WORK INSTRUCTIONS:
Examine the material below. Gather every line in which the string "your" appears.

(begin)

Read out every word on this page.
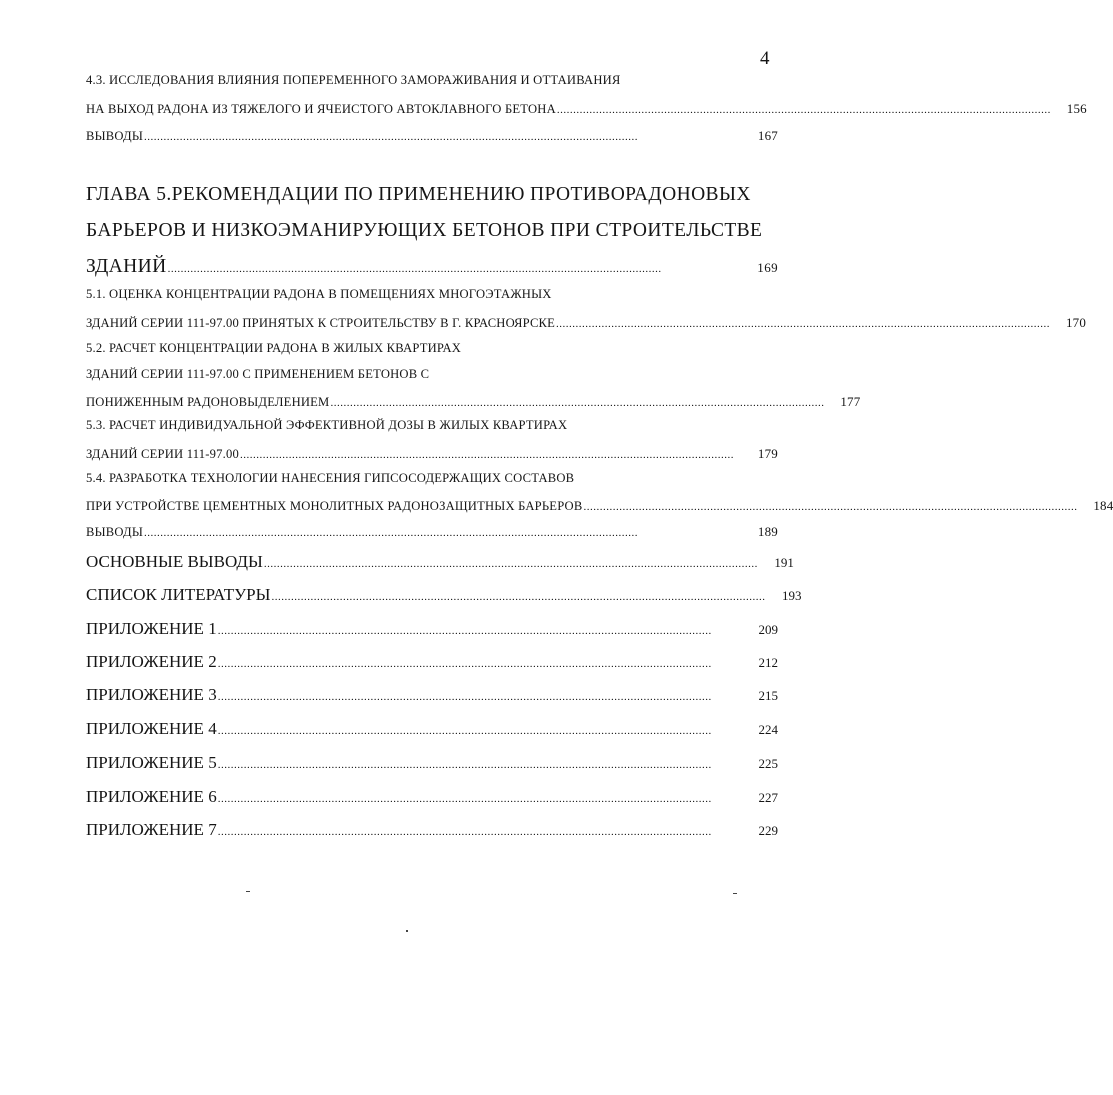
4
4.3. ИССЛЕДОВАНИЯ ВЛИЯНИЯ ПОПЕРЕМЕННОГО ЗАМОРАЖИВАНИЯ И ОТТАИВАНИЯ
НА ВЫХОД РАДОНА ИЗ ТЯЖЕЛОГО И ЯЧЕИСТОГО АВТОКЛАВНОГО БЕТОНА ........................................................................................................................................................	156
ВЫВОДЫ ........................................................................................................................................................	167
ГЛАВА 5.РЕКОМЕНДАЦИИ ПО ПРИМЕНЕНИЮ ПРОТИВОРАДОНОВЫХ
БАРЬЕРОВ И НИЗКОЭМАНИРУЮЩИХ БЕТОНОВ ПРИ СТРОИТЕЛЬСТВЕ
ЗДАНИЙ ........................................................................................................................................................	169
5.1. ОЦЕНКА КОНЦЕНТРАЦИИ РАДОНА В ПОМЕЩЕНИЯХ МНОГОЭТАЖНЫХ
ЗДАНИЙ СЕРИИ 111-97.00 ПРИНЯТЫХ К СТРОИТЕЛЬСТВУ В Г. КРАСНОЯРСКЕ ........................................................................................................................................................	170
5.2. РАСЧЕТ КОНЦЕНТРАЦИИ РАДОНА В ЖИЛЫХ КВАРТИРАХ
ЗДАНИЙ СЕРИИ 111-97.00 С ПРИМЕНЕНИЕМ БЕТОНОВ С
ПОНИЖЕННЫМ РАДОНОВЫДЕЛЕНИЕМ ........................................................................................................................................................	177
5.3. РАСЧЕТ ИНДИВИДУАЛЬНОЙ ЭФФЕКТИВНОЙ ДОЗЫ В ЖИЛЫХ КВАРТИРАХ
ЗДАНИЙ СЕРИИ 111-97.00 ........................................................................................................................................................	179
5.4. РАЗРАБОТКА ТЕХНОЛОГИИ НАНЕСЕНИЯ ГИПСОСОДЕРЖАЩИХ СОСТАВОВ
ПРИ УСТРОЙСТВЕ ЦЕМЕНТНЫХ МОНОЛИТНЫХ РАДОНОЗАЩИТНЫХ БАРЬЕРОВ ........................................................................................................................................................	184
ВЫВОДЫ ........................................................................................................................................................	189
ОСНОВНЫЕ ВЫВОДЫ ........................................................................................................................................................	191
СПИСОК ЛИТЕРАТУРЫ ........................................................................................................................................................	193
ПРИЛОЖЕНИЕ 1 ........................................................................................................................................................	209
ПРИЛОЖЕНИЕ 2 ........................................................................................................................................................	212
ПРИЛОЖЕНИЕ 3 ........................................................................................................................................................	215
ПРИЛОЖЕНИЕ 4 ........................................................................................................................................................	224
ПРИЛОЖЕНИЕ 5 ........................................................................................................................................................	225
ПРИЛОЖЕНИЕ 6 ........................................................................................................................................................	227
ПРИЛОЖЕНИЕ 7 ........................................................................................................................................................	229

(end)
(begin)

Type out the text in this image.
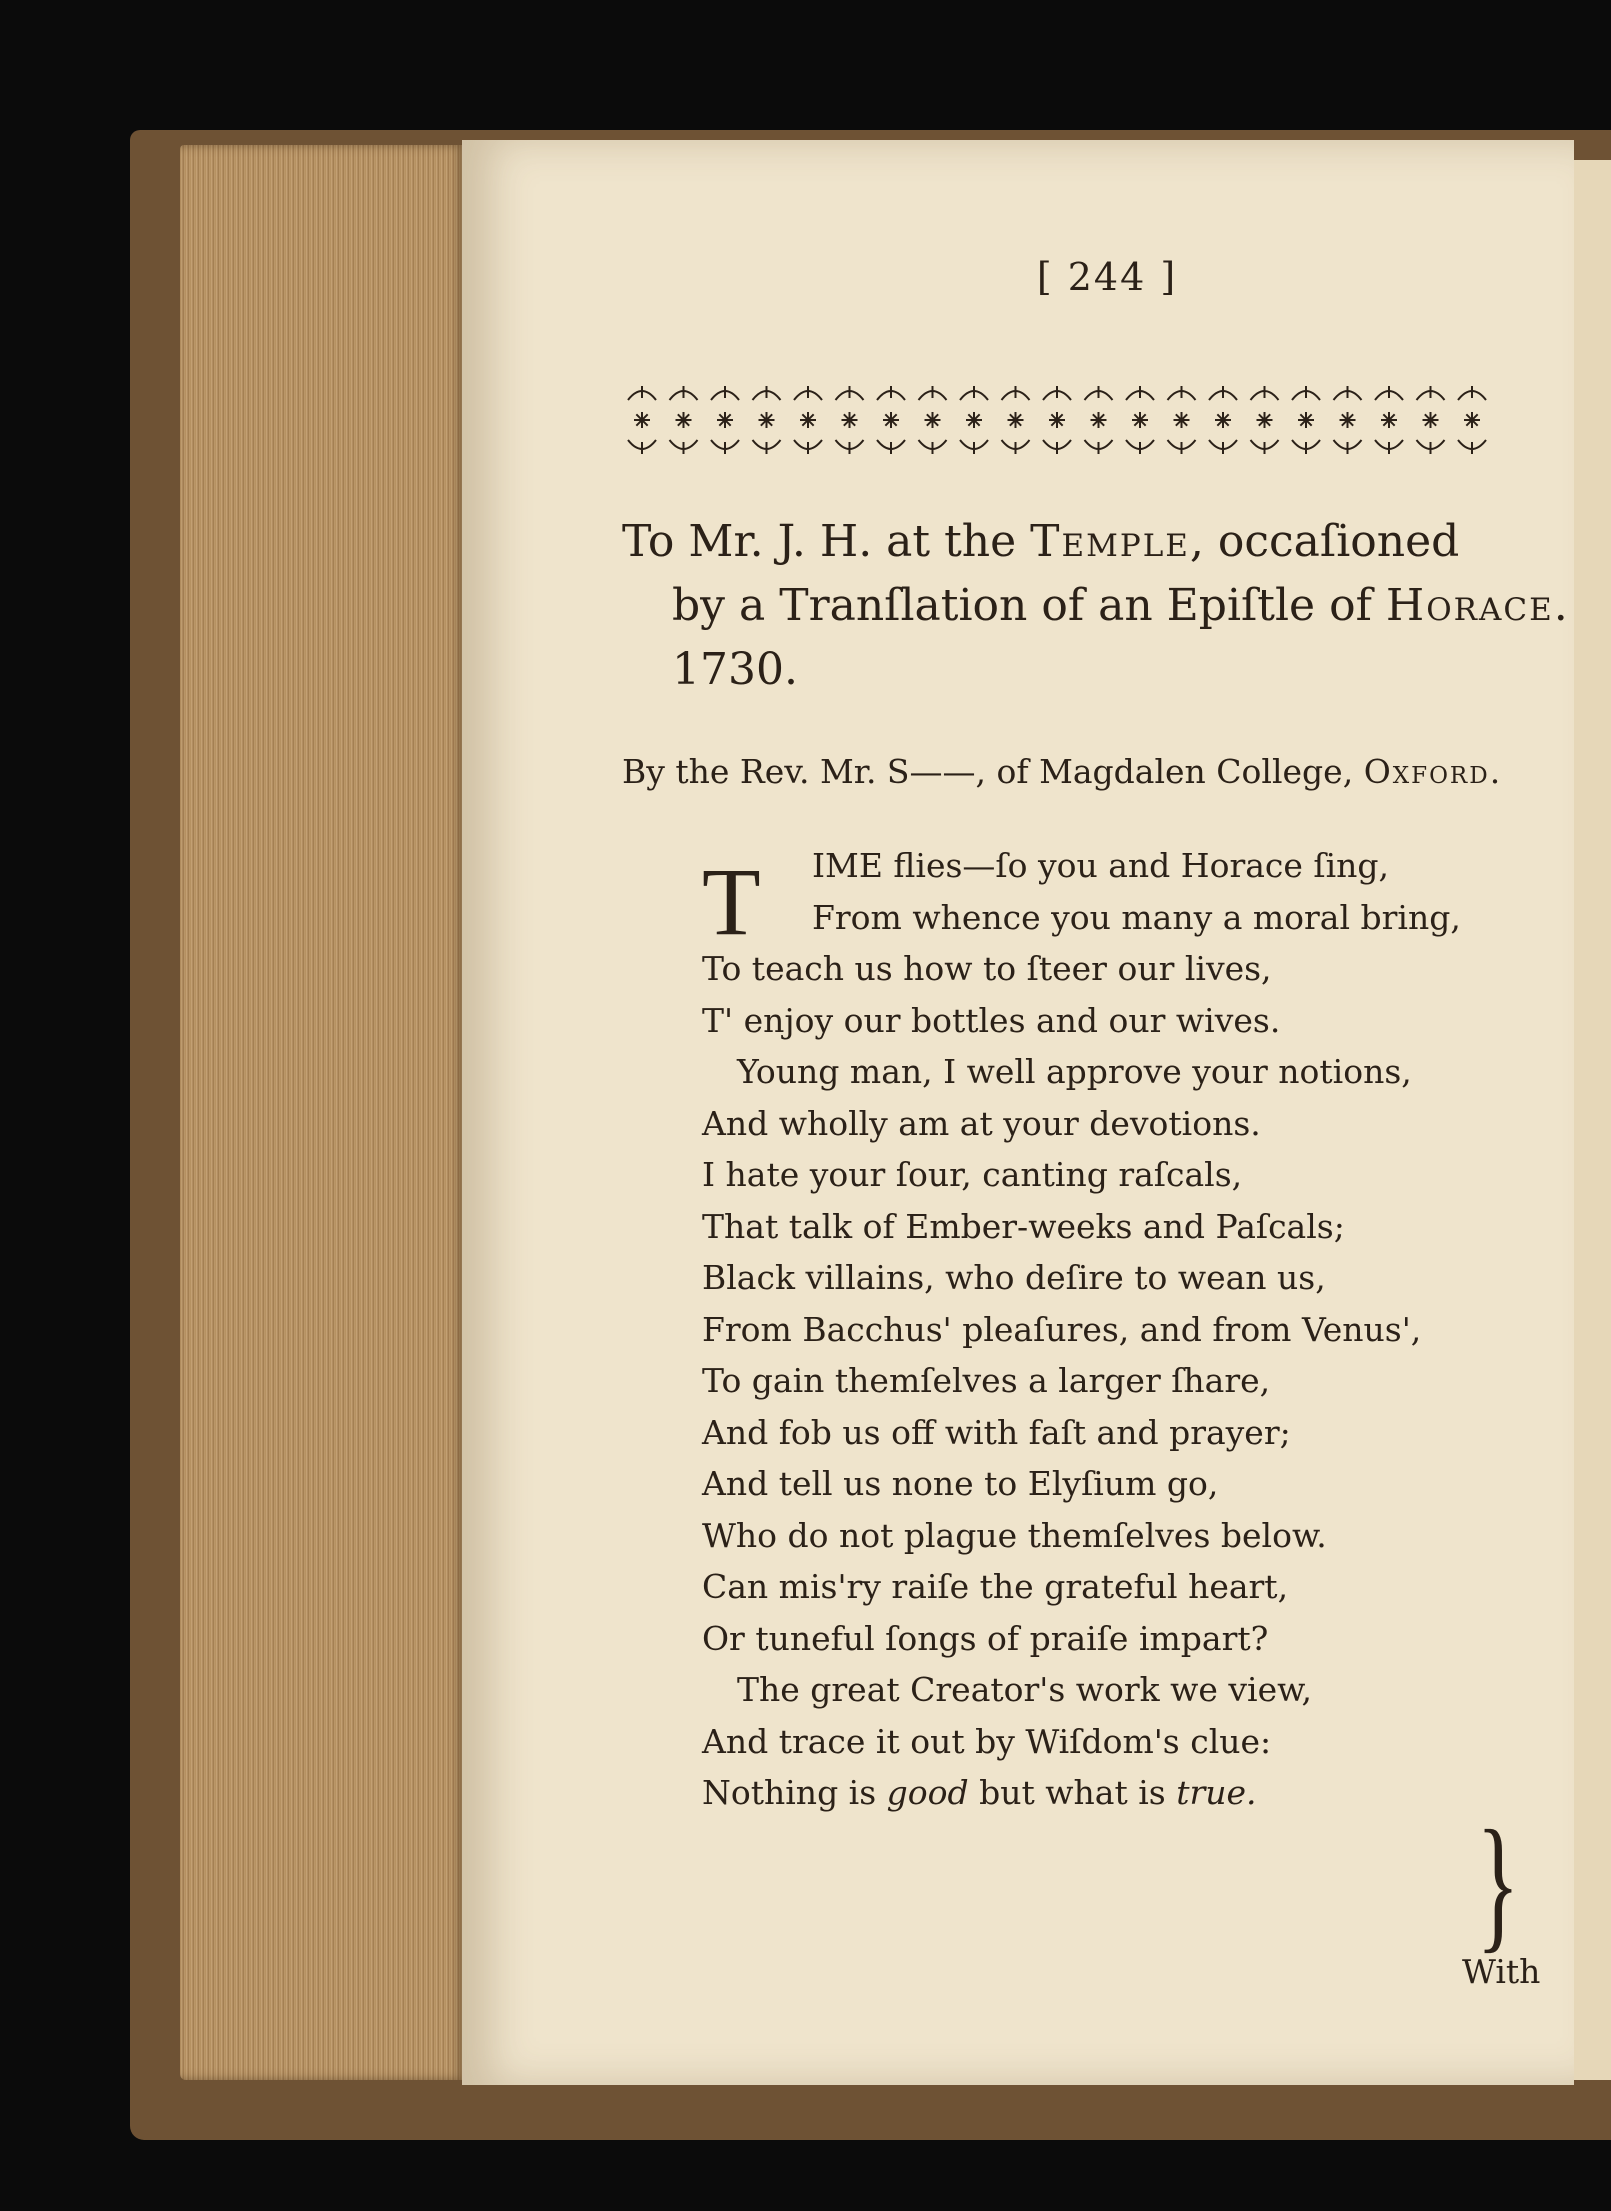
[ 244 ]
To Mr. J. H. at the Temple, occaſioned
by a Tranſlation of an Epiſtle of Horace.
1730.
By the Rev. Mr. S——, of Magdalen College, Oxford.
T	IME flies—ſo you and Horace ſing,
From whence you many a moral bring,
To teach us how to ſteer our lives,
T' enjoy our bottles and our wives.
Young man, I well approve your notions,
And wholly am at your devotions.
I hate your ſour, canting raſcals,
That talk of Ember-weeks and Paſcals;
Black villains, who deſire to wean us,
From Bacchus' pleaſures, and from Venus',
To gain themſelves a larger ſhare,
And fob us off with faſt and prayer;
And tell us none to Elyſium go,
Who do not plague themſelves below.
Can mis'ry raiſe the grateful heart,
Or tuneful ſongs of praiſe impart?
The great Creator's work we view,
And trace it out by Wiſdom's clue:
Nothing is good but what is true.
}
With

(end)

ANSWER TO THIS PROBLEM:
Young man, I well approve your notions,
And wholly am at your devotions.
I hate your ſour, canting raſcals,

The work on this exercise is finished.